■ **Problem**
Using the listing below, retype only the lines from the line with "Extract all readable text from this page." through the end, both ends included, and exclude the pictures.

■ **Recorded information**
* begin *

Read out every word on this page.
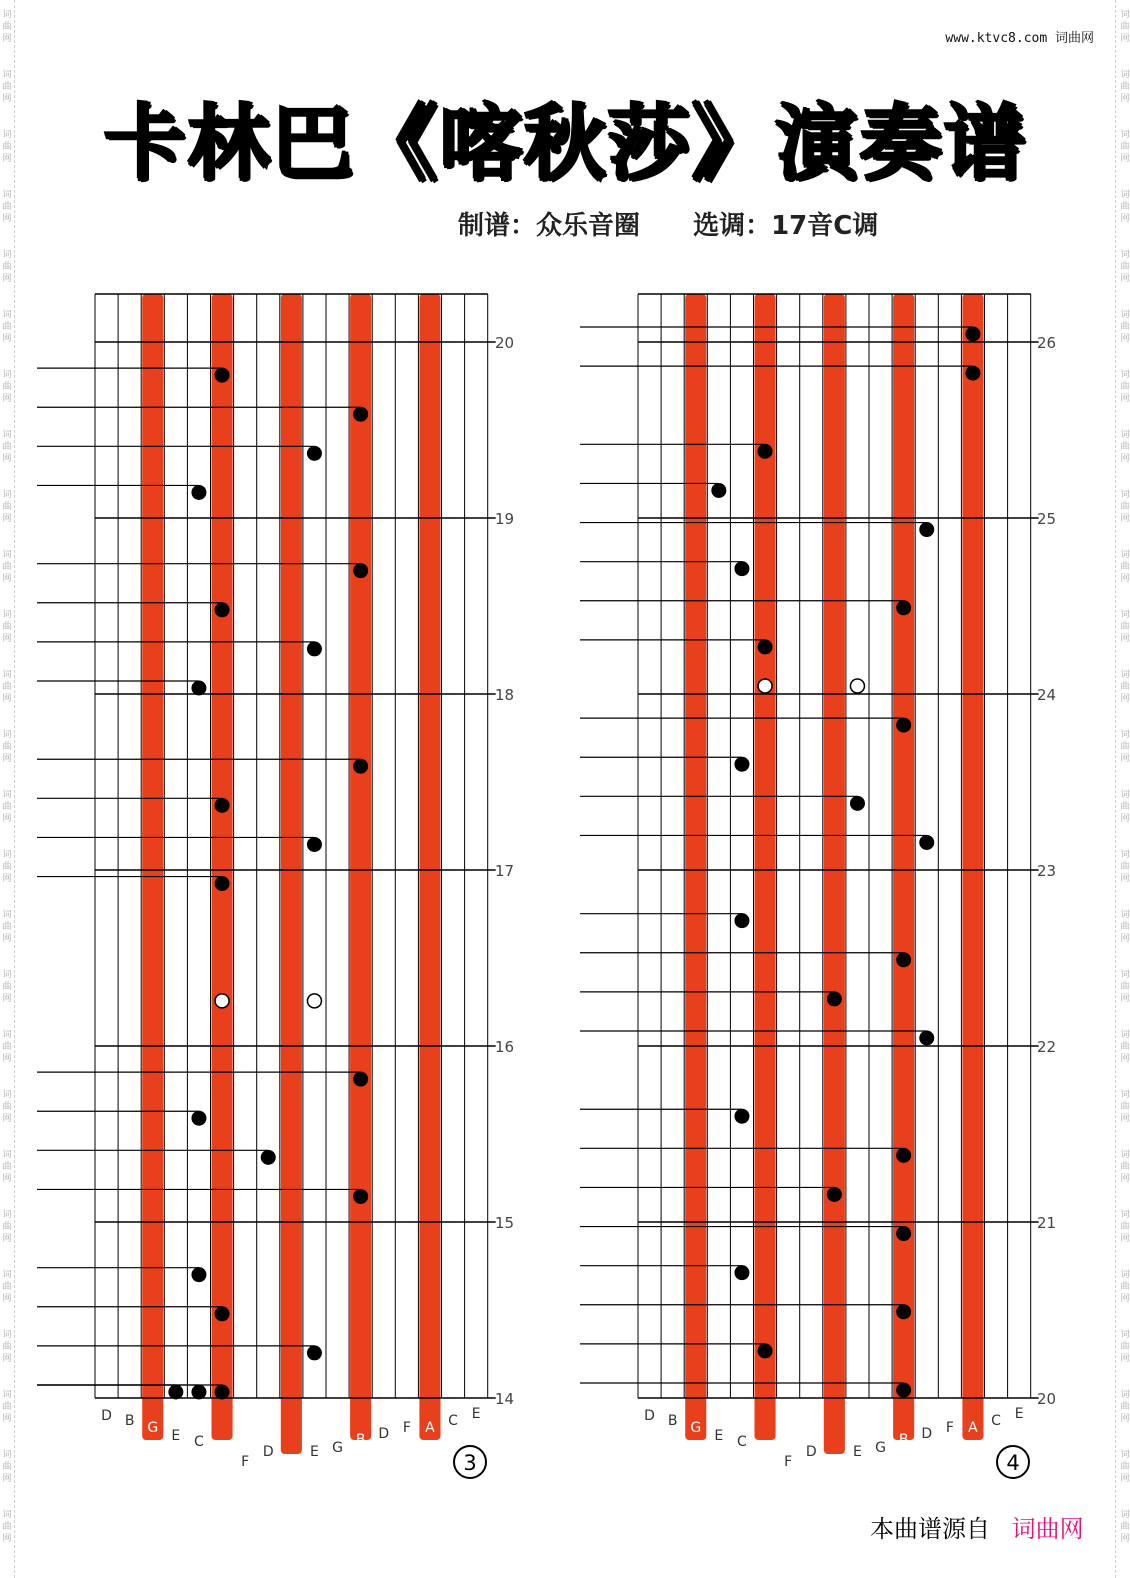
词
曲
网
词
曲
网
词
曲
网
词
曲
网
词
曲
网
词
曲
网
词
曲
网
词
曲
网
词
曲
网
词
曲
网
词
曲
网
词
曲
网
词
曲
网
词
曲
网
词
曲
网
词
曲
网
词
曲
网
词
曲
网
词
曲
网
词
曲
网
词
曲
网
词
曲
网
词
曲
网
词
曲
网
词
曲
网
词
曲
网
词
曲
网
词
曲
网
词
曲
网
词
曲
网
词
曲
网
词
曲
网
词
曲
网
词
曲
网
词
曲
网
词
曲
网
词
曲
网
词
曲
网
词
曲
网
词
曲
网
词
曲
网
词
曲
网
词
曲
网
词
曲
网
词
曲
网
词
曲
网
词
曲
网
词
曲
网
词
曲
网
词
曲
网
词
曲
网
词
曲
网
www.ktvc8.com 词曲网
卡林巴《喀秋莎》演奏谱
制谱：众乐音圈 选调：17音C调
20
19
18
17
16
15
14
D B G E C A
F
D
C
E G B D F A C E
3
26
25
24
23
22
21
20
D B G E C A
F
D
C
E G B D F A C E
4
本曲谱源自 词曲网
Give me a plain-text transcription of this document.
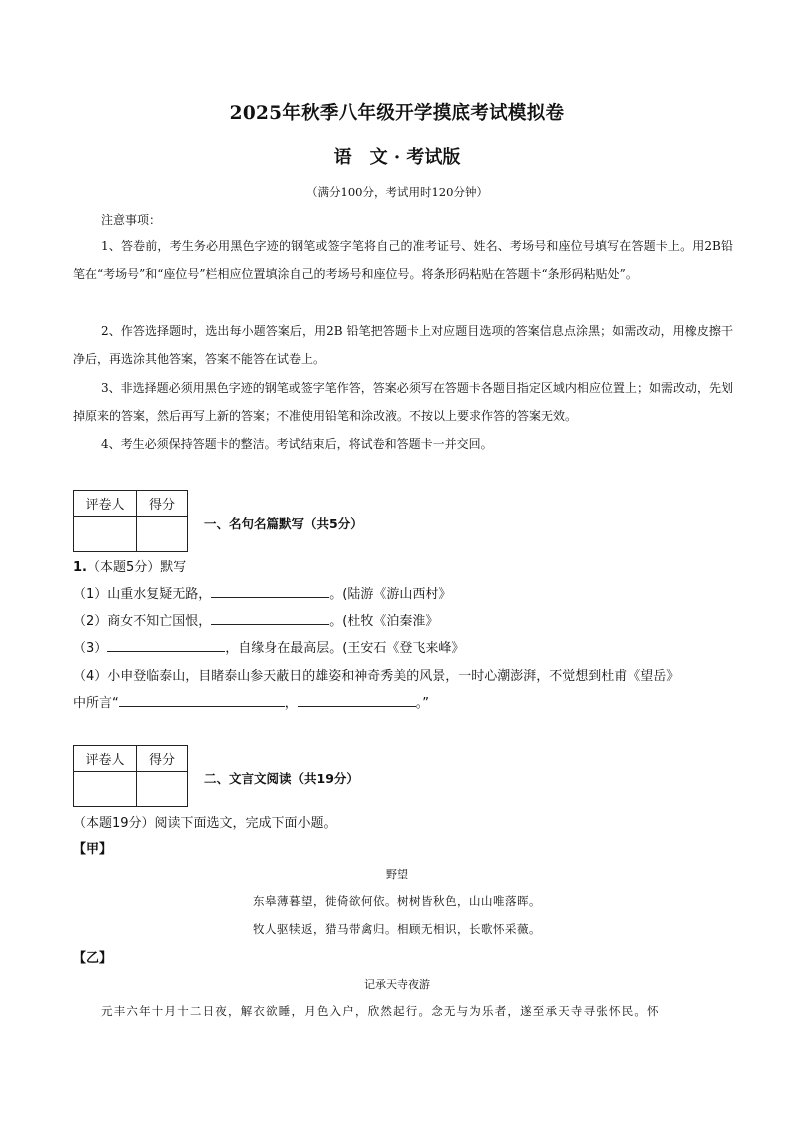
2025年秋季八年级开学摸底考试模拟卷
语 文 · 考试版
（满分100分，考试用时120分钟）
注意事项：
1、答卷前，考生务必用黑色字迹的钢笔或签字笔将自己的准考证号、姓名、考场号和座位号填写在答题卡上。用2B铅笔在“考场号”和“座位号”栏相应位置填涂自己的考场号和座位号。将条形码粘贴在答题卡“条形码粘贴处”。
2、作答选择题时，选出每小题答案后，用2B 铅笔把答题卡上对应题目选项的答案信息点涂黑；如需改动，用橡皮擦干净后，再选涂其他答案，答案不能答在试卷上。
3、非选择题必须用黑色字迹的钢笔或签字笔作答，答案必须写在答题卡各题目指定区域内相应位置上；如需改动，先划掉原来的答案，然后再写上新的答案；不准使用铅笔和涂改液。不按以上要求作答的答案无效。
4、考生必须保持答题卡的整洁。考试结束后，将试卷和答题卡一并交回。
评卷人	得分

一、名句名篇默写（共5分）
1.（本题5分）默写
（1）山重水复疑无路，	。(陆游《游山西村》
（2）商女不知亡国恨，	。(杜牧《泊秦淮》
（3）	，自缘身在最高层。(王安石《登飞来峰》
（4）小申登临泰山，目睹泰山参天蔽日的雄姿和神奇秀美的风景，一时心潮澎湃，不觉想到杜甫《望岳》
中所言“	，	。”
评卷人	得分

二、文言文阅读（共19分）
（本题19分）阅读下面选文，完成下面小题。
【甲】
野望
东皋薄暮望，徙倚欲何依。树树皆秋色，山山唯落晖。
牧人驱犊返，猎马带禽归。相顾无相识，长歌怀采薇。
【乙】
记承天寺夜游
元丰六年十月十二日夜，解衣欲睡，月色入户，欣然起行。念无与为乐者，遂至承天寺寻张怀民。怀
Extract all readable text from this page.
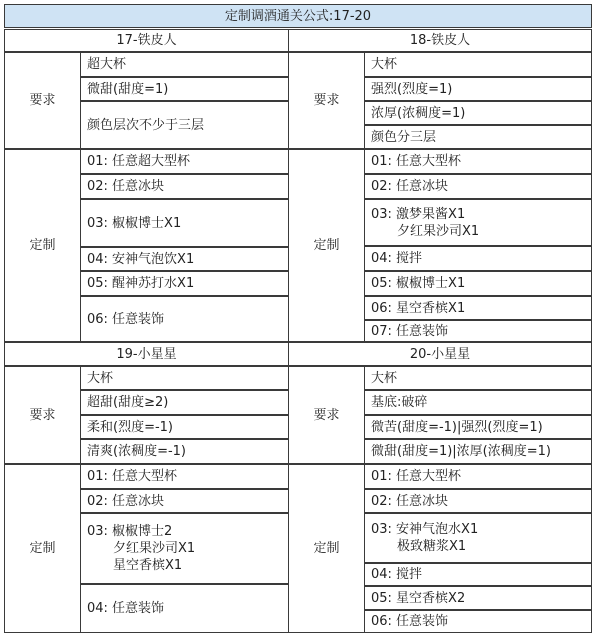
定制调酒通关公式:17-20
17-铁皮人
要求
超大杯
微甜(甜度=1)
颜色层次不少于三层
定制
01: 任意超大型杯
02: 任意冰块
03: 椒椒博士X1
04: 安神气泡饮X1
05: 醒神苏打水X1
06: 任意装饰
18-铁皮人
要求
大杯
强烈(烈度=1)
浓厚(浓稠度=1)
颜色分三层
定制
01: 任意大型杯
02: 任意冰块
03: 激梦果酱X1
夕红果沙司X1
04: 搅拌
05: 椒椒博士X1
06: 星空香槟X1
07: 任意装饰
19-小星星
要求
大杯
超甜(甜度≥2)
柔和(烈度=-1)
清爽(浓稠度=-1)
定制
01: 任意大型杯
02: 任意冰块
03: 椒椒博士2
夕红果沙司X1
星空香槟X1
04: 任意装饰
20-小星星
要求
大杯
基底:破碎
微苦(甜度=-1)|强烈(烈度=1)
微甜(甜度=1)|浓厚(浓稠度=1)
定制
01: 任意大型杯
02: 任意冰块
03: 安神气泡水X1
极致糖浆X1
04: 搅拌
05: 星空香槟X2
06: 任意装饰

* end *

■ **Answer below**
Extract all readable text from this page.
定制调酒通关公式:17-20
17-铁皮人
要求
超大杯
微甜(甜度=1)
颜色层次不少于三层
定制
01: 任意超大型杯
02: 任意冰块
03: 椒椒博士X1
04: 安神气泡饮X1
05: 醒神苏打水X1
06: 任意装饰
18-铁皮人
要求
大杯
强烈(烈度=1)
浓厚(浓稠度=1)
颜色分三层
定制
01: 任意大型杯
02: 任意冰块
03: 激梦果酱X1
夕红果沙司X1
04: 搅拌
05: 椒椒博士X1
06: 星空香槟X1
07: 任意装饰
19-小星星
要求
大杯
超甜(甜度≥2)
柔和(烈度=-1)
清爽(浓稠度=-1)
定制
01: 任意大型杯
02: 任意冰块
03: 椒椒博士2
夕红果沙司X1
星空香槟X1
04: 任意装饰
20-小星星
要求
大杯
基底:破碎
微苦(甜度=-1)|强烈(烈度=1)
微甜(甜度=1)|浓厚(浓稠度=1)
定制
01: 任意大型杯
02: 任意冰块
03: 安神气泡水X1
极致糖浆X1
04: 搅拌
05: 星空香槟X2
06: 任意装饰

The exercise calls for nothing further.